From the data below, copy out every line in which the word "TAdr" occurs.
─── INPUT FOR THIS TASK
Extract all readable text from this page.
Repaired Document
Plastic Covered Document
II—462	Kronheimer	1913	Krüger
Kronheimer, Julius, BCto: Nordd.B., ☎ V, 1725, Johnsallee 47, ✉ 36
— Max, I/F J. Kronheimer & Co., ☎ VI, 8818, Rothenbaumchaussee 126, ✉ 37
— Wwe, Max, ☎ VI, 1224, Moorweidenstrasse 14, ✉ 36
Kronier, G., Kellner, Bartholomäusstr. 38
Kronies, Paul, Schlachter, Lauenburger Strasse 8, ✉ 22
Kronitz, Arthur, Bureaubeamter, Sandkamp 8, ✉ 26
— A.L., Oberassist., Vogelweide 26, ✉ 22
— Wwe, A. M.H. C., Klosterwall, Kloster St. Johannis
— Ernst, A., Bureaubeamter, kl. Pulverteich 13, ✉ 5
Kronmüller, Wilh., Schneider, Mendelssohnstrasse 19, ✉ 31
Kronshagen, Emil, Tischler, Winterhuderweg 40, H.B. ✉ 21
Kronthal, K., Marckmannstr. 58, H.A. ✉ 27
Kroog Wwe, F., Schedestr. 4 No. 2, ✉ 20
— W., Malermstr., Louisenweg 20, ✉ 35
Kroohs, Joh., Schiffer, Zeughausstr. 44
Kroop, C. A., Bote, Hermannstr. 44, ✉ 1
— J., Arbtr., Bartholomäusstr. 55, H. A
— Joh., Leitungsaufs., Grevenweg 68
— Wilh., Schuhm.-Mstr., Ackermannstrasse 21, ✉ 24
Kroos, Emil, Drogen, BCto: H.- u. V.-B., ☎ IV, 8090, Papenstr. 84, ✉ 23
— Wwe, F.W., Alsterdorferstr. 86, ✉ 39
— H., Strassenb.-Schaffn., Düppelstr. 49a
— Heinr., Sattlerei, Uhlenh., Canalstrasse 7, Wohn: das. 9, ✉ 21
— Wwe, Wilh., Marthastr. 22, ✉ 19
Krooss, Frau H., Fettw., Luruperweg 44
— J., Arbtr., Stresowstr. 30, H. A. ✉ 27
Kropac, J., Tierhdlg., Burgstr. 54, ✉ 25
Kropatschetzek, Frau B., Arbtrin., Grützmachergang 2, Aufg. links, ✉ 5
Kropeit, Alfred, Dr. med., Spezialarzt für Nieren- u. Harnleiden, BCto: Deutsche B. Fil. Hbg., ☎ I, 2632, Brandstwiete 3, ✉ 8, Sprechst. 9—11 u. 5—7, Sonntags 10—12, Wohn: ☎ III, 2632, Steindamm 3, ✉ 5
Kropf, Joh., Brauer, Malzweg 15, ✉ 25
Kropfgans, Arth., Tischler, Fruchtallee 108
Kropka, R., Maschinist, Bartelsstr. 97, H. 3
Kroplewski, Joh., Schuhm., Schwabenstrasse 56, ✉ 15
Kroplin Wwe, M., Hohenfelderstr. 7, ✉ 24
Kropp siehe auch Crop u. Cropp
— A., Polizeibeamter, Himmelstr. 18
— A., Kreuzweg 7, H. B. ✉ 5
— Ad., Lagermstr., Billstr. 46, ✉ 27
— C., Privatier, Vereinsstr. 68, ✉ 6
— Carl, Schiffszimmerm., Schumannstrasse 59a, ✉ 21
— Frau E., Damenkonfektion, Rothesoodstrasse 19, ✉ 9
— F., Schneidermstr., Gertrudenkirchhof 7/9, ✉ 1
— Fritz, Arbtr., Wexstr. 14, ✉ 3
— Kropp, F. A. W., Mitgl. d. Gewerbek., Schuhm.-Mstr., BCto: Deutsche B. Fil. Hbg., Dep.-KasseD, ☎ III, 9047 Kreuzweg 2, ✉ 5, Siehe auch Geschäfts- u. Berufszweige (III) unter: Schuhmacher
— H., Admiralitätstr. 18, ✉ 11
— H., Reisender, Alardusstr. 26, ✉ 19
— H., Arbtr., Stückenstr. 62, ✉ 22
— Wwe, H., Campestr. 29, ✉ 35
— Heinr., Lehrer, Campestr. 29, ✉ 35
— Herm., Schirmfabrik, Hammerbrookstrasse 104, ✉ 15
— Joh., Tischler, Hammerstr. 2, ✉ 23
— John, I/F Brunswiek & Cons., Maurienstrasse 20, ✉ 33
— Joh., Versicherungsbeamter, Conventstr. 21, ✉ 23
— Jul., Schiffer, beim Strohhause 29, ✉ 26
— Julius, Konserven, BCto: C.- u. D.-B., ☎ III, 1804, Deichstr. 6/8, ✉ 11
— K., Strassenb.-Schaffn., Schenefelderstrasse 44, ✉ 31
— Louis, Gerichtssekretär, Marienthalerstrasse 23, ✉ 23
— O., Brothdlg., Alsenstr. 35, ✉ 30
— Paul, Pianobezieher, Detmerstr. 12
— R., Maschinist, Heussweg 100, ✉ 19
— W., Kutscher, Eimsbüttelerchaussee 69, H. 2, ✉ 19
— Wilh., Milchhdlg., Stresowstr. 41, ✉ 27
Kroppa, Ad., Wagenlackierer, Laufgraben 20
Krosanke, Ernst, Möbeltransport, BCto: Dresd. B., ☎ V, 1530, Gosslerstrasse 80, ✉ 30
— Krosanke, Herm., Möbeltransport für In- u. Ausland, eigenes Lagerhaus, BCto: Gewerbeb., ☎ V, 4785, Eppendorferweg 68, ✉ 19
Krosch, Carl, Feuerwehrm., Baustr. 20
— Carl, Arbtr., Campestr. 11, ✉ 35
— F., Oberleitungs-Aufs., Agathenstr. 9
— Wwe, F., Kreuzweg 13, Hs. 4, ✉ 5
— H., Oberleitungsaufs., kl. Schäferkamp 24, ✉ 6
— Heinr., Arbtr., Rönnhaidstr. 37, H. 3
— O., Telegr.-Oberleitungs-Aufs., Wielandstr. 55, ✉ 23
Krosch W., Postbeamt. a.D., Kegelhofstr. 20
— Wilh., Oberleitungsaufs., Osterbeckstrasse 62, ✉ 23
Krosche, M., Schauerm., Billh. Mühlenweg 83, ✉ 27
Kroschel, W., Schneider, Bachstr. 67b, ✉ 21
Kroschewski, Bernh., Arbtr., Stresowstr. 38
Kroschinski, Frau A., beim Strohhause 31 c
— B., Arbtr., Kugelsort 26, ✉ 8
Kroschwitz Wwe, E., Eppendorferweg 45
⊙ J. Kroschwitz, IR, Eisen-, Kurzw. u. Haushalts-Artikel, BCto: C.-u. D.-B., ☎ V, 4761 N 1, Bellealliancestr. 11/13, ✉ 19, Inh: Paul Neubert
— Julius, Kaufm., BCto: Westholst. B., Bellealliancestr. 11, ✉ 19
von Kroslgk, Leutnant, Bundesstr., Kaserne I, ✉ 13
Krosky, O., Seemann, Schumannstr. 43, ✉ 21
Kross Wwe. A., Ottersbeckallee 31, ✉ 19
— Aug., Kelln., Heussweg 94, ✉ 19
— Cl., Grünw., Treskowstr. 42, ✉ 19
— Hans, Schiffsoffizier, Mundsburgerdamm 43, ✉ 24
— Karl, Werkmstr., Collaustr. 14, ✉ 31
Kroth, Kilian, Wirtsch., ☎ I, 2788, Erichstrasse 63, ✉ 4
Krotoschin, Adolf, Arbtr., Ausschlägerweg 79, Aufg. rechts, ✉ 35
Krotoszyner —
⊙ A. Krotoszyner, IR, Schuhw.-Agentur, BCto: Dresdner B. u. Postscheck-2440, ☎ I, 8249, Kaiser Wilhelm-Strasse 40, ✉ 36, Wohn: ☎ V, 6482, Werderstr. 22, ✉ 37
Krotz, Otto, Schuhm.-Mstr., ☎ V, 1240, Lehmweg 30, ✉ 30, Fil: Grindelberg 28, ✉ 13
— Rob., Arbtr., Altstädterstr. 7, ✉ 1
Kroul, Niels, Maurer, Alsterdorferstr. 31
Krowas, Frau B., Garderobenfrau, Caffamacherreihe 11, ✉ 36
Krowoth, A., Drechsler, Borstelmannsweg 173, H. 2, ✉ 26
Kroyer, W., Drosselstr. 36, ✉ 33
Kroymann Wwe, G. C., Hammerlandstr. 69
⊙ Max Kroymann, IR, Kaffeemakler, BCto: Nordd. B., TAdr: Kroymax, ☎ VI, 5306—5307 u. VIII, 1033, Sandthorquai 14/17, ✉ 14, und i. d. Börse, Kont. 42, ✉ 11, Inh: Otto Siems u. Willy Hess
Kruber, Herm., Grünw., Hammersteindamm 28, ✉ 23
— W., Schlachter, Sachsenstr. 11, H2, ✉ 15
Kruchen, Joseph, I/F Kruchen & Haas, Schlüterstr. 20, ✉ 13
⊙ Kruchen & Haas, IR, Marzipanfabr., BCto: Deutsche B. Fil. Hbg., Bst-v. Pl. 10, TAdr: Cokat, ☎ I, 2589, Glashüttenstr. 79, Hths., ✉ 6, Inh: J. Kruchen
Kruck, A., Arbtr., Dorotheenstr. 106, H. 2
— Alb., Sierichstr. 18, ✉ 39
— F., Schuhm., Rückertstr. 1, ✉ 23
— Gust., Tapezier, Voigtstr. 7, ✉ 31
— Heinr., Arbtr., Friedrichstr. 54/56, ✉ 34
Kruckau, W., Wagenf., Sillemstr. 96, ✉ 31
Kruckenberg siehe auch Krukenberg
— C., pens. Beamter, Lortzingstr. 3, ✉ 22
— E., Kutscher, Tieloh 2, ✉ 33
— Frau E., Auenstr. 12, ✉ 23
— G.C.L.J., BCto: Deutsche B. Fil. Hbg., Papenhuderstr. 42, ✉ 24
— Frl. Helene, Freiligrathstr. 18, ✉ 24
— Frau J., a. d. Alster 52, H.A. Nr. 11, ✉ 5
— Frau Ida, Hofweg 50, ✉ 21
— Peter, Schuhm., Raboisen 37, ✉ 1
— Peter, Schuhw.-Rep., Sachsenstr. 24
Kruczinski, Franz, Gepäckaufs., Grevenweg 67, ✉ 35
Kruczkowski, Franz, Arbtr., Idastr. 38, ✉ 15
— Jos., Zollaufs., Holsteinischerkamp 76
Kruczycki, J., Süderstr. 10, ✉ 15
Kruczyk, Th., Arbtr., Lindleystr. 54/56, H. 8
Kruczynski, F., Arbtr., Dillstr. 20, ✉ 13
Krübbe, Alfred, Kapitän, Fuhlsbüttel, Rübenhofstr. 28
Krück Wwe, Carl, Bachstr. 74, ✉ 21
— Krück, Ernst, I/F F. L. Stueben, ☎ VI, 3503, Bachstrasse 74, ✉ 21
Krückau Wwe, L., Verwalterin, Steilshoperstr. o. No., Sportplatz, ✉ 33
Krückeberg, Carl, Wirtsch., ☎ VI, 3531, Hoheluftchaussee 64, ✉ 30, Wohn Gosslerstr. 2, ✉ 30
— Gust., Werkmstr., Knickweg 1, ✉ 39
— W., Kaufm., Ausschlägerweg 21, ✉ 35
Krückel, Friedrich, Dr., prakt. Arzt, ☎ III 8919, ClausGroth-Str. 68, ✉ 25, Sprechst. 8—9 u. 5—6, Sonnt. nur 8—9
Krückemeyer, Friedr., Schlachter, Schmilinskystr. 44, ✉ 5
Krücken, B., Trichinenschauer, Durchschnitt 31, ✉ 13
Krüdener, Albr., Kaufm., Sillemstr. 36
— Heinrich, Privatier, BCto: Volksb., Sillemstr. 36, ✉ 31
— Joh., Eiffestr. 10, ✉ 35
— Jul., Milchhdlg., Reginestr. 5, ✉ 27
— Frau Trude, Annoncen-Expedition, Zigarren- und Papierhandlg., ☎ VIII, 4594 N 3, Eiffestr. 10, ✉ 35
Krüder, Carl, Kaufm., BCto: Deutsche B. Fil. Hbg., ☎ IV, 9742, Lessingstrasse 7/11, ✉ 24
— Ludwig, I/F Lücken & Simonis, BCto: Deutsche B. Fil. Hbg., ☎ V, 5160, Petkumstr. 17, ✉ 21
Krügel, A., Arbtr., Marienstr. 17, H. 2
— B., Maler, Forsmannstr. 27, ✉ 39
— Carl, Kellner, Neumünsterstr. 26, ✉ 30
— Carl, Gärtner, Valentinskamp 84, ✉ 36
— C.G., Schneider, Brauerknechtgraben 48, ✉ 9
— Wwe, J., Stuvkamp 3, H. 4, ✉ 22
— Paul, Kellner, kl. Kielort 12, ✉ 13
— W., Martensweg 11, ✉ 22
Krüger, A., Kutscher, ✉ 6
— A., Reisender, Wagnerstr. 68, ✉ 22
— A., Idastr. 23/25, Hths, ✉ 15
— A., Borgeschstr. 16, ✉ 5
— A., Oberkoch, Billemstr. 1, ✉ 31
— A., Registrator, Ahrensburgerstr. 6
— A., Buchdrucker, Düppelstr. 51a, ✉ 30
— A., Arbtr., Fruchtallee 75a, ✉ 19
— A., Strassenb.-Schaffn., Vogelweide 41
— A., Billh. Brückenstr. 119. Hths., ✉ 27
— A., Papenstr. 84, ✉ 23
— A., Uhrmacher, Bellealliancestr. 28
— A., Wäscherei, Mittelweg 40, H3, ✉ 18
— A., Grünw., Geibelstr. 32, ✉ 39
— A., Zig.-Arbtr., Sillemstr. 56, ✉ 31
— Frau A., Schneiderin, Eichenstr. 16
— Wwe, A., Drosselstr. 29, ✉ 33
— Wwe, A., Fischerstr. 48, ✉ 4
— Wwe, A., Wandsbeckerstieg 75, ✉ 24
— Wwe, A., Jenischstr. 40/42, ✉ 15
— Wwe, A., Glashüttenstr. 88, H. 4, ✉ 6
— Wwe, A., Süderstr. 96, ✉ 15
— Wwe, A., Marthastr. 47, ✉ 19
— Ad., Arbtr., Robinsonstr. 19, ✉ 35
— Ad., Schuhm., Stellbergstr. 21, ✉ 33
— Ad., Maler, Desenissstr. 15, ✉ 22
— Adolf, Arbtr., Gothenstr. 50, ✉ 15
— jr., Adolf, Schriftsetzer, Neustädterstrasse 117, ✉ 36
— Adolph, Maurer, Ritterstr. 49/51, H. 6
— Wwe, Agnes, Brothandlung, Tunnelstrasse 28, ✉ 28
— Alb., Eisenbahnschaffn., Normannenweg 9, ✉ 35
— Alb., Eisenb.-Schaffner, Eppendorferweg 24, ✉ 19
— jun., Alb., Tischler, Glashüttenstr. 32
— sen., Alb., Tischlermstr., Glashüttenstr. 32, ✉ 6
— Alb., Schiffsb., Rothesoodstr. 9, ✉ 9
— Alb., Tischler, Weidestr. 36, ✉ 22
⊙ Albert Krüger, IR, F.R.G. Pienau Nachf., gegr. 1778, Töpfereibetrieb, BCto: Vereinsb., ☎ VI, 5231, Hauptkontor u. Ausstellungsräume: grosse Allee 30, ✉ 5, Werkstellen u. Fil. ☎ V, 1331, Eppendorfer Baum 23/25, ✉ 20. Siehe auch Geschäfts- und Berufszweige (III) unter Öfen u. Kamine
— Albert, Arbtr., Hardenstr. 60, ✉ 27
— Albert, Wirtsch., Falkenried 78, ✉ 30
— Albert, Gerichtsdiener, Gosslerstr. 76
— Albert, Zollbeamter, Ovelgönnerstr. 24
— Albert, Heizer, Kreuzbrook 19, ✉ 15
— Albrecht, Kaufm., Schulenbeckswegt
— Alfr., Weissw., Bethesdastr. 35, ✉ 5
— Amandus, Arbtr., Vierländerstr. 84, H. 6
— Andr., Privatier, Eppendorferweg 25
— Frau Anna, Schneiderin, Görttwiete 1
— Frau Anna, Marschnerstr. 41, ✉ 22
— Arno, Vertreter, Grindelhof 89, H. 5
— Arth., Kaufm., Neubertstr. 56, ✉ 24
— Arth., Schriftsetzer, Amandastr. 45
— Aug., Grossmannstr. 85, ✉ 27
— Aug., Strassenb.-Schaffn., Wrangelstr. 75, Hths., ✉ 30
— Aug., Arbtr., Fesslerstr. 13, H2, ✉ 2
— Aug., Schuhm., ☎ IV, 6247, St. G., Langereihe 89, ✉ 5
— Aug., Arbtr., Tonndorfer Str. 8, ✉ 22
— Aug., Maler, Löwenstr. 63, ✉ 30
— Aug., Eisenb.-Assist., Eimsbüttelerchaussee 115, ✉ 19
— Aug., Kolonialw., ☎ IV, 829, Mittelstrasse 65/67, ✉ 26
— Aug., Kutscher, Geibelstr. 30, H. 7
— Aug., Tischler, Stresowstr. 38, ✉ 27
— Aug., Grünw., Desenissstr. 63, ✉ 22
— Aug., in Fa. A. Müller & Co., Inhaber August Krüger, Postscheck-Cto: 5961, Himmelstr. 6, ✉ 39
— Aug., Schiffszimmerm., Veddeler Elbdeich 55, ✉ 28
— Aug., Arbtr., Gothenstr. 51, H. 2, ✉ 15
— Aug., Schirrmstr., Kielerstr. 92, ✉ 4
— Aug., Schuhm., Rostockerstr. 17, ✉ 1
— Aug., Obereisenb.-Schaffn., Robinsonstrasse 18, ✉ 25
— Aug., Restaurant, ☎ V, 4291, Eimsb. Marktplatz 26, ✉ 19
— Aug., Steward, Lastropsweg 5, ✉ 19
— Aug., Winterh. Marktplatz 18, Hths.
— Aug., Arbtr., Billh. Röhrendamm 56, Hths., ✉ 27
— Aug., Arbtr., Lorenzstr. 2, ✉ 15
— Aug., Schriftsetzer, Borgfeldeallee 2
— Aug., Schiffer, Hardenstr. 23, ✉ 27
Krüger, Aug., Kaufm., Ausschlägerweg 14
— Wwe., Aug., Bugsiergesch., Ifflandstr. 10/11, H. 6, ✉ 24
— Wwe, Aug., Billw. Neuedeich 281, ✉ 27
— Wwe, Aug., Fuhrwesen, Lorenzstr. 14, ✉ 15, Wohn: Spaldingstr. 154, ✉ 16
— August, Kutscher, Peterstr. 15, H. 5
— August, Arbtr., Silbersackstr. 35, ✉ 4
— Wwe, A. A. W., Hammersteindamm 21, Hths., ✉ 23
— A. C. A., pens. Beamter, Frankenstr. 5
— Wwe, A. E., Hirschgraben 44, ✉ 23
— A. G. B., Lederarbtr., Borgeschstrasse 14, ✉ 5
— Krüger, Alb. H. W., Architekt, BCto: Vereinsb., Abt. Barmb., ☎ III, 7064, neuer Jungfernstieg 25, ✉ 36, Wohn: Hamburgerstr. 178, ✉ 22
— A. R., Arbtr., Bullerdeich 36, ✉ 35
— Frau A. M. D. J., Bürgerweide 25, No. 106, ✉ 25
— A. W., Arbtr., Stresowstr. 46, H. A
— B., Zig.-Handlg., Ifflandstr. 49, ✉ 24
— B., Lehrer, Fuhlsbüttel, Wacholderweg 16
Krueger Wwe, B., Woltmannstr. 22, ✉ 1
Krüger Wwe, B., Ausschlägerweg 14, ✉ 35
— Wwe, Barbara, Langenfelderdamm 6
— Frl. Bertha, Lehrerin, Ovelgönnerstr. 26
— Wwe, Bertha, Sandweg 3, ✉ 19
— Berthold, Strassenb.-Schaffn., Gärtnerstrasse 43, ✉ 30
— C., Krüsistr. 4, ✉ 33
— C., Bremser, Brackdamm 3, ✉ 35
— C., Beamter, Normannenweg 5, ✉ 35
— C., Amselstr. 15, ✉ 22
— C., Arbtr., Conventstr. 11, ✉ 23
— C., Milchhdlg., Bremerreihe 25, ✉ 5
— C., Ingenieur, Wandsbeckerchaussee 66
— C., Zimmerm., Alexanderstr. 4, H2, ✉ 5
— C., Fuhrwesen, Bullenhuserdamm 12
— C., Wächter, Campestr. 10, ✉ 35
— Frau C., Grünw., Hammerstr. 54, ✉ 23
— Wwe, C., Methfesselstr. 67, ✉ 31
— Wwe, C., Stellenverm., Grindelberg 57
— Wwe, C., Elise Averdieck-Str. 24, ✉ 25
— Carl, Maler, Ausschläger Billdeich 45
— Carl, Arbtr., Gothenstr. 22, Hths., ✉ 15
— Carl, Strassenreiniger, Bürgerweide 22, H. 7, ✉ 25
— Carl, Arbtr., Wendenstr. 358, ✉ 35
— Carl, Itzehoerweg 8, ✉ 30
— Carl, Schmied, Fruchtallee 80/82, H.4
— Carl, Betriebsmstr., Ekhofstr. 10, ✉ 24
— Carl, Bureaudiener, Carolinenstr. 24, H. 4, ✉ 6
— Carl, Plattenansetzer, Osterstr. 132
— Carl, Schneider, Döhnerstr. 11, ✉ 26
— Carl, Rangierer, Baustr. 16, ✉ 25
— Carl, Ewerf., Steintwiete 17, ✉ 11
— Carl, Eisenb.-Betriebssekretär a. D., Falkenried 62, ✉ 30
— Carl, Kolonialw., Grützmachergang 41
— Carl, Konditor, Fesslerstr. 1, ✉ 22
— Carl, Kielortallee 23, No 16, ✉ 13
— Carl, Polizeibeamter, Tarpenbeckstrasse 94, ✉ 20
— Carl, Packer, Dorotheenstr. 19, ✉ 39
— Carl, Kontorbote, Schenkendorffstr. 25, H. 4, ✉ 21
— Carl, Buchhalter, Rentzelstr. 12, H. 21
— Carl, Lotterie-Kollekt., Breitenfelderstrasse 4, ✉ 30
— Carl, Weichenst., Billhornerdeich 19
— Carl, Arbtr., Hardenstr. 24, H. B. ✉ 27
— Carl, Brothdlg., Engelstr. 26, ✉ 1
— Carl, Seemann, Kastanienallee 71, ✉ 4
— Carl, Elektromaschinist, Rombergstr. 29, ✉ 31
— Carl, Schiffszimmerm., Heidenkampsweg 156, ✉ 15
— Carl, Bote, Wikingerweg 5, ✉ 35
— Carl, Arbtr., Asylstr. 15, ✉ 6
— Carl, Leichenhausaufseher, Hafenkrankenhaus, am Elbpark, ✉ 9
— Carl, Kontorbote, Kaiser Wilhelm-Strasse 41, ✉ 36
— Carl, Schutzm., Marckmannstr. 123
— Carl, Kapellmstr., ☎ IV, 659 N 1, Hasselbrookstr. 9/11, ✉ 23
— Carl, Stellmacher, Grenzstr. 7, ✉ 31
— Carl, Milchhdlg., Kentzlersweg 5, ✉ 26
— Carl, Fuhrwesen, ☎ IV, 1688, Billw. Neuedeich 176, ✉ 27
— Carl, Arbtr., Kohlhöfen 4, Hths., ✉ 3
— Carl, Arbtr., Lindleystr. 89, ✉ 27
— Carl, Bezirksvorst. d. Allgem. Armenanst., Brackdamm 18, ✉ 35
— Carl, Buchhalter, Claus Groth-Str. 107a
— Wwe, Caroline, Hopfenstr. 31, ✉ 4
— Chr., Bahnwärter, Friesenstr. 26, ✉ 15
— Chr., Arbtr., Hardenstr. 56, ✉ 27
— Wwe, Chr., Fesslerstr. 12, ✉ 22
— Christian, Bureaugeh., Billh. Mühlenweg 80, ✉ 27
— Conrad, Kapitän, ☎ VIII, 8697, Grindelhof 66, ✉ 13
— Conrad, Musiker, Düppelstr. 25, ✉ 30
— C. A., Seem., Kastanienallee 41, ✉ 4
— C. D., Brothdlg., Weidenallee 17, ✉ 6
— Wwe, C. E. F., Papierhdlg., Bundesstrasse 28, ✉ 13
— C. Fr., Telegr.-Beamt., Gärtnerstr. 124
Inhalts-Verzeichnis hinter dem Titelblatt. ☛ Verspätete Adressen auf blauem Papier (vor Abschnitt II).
──────
THE ANSWER
⊙ Max Kroymann, IR, Kaffeemakler, BCto: Nordd. B., TAdr: Kroymax, ☎ VI, 5306—5307 u. VIII, 1033, Sandthorquai 14/17, ✉ 14, und i. d. Börse, Kont. 42, ✉ 11, Inh: Otto Siems u. Willy Hess
⊙ Kruchen & Haas, IR, Marzipanfabr., BCto: Deutsche B. Fil. Hbg., Bst-v. Pl. 10, TAdr: Cokat, ☎ I, 2589, Glashüttenstr. 79, Hths., ✉ 6, Inh: J. Kruchen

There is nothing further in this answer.